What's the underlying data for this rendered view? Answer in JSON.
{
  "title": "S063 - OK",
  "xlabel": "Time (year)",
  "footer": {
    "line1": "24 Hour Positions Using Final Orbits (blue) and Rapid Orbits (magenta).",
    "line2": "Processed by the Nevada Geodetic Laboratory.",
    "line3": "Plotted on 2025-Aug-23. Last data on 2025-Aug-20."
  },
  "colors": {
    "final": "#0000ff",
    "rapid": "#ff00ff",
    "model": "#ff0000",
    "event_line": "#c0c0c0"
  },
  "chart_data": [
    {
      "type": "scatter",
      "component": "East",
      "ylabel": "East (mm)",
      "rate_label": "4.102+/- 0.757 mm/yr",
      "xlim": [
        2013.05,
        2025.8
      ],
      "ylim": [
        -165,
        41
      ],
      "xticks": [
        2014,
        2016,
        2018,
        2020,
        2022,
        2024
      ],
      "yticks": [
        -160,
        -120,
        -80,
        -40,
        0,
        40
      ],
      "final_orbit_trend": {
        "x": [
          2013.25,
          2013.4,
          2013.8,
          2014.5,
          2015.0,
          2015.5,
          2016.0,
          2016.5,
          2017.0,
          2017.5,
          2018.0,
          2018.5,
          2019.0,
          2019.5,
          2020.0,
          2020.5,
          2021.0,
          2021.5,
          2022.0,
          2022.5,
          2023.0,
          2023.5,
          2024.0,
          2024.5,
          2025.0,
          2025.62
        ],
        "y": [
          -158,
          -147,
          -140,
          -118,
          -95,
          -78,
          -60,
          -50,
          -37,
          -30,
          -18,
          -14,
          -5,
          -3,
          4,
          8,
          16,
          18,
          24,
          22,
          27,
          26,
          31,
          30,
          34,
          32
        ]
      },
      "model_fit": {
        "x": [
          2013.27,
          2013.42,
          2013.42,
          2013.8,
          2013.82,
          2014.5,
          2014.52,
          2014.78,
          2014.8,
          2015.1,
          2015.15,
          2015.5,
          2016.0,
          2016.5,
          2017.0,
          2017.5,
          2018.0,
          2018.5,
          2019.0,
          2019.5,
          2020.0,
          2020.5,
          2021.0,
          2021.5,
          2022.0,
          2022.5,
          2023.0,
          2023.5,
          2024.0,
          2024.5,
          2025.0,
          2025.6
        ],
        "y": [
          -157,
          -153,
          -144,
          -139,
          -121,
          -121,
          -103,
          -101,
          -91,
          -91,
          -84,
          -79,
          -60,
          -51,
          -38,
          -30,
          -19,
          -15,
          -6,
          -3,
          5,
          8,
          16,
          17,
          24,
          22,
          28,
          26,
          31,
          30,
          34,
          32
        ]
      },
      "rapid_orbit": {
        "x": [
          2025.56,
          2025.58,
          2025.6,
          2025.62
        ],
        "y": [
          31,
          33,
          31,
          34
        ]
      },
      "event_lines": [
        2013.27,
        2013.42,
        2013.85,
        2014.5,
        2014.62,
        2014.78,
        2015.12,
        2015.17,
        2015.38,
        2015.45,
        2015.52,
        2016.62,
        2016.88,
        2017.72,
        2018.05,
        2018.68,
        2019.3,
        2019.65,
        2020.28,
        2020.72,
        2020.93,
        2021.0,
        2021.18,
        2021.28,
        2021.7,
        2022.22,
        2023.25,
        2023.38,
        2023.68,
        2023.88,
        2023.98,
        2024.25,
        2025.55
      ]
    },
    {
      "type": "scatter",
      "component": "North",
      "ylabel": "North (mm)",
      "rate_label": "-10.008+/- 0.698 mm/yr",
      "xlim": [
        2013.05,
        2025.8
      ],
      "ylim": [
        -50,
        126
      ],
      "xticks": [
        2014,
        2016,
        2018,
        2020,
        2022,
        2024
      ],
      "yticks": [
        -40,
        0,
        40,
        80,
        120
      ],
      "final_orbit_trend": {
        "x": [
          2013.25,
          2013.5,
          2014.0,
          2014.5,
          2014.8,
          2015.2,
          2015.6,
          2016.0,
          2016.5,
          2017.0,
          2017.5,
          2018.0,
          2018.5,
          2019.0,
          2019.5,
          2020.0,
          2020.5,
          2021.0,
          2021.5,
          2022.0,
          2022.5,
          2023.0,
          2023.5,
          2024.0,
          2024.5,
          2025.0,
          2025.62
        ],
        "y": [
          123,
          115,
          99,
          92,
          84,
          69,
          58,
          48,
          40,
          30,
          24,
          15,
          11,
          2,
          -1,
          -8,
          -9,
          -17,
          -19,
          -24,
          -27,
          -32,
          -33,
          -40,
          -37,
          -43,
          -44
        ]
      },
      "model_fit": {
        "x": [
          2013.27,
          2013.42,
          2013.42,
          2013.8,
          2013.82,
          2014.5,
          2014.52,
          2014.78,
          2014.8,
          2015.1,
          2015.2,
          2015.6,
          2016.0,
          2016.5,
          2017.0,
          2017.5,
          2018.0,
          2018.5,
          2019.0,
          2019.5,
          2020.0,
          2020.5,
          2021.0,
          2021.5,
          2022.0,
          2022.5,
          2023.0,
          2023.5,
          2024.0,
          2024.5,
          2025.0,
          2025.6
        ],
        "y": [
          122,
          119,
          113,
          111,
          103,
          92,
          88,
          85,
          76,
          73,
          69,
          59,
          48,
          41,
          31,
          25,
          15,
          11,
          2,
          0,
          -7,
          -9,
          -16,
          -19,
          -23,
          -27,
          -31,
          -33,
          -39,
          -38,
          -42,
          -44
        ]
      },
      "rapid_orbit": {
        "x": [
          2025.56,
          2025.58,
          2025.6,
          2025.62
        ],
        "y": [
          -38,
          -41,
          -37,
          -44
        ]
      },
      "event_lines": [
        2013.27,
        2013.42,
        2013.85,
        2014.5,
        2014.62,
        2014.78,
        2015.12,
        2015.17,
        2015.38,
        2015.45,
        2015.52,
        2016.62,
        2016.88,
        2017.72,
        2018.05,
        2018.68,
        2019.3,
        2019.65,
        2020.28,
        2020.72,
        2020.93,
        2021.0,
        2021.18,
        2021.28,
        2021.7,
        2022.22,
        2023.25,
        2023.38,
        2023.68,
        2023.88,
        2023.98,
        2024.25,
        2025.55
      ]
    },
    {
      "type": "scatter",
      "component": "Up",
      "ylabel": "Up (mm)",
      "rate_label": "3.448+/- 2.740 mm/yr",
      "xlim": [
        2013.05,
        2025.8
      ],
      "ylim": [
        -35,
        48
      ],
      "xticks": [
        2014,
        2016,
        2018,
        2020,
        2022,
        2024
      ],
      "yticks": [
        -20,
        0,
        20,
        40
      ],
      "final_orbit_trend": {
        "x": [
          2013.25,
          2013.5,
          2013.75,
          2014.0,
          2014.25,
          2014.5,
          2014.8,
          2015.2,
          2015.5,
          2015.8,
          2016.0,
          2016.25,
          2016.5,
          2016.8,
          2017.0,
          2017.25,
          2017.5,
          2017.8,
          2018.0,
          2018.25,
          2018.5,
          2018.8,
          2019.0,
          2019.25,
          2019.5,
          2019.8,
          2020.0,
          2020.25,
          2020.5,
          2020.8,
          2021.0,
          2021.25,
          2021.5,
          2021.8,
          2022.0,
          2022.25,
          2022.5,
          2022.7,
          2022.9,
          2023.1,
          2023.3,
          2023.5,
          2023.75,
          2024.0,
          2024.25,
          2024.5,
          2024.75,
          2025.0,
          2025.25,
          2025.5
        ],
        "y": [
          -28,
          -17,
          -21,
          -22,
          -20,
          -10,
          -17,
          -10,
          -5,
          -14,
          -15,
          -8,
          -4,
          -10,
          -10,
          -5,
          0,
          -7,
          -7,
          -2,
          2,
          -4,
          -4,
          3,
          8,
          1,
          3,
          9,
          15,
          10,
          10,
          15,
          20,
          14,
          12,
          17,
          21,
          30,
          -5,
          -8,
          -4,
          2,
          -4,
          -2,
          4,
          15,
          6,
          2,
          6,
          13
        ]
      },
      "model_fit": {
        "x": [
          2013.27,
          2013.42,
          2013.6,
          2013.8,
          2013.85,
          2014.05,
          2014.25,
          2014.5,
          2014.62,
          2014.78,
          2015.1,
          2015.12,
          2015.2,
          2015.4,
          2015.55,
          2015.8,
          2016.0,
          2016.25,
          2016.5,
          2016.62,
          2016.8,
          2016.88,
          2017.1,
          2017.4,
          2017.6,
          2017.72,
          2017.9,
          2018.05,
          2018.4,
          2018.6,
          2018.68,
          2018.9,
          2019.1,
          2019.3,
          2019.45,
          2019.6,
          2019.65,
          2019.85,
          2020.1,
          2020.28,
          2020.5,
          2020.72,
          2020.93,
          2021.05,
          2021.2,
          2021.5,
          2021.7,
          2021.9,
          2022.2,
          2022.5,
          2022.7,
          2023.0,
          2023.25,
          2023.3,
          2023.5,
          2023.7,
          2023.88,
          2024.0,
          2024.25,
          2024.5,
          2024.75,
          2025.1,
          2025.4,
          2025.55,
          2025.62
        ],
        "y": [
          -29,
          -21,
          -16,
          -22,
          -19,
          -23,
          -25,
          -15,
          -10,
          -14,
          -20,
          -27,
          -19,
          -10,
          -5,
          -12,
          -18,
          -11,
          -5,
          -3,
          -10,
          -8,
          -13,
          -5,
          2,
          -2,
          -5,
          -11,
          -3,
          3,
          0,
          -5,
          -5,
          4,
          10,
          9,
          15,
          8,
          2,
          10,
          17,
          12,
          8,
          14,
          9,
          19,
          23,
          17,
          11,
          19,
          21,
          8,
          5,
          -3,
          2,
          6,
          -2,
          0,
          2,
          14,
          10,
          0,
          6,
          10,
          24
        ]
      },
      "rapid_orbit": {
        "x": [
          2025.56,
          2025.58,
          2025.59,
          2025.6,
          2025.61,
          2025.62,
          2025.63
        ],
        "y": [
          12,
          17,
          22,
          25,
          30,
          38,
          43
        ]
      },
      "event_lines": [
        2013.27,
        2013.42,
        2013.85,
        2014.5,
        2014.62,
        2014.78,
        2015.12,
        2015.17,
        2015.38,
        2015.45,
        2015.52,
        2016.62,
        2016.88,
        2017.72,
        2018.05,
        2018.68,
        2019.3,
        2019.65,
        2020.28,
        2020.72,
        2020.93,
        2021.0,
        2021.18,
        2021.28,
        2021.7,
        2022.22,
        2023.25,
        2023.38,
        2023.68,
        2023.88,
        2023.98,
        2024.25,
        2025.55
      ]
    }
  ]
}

---+---

Collect each line holding the string "component".

▶ ANSWER TO THE EXERCISE:
      "component": "East",
      "component": "North",
      "component": "Up",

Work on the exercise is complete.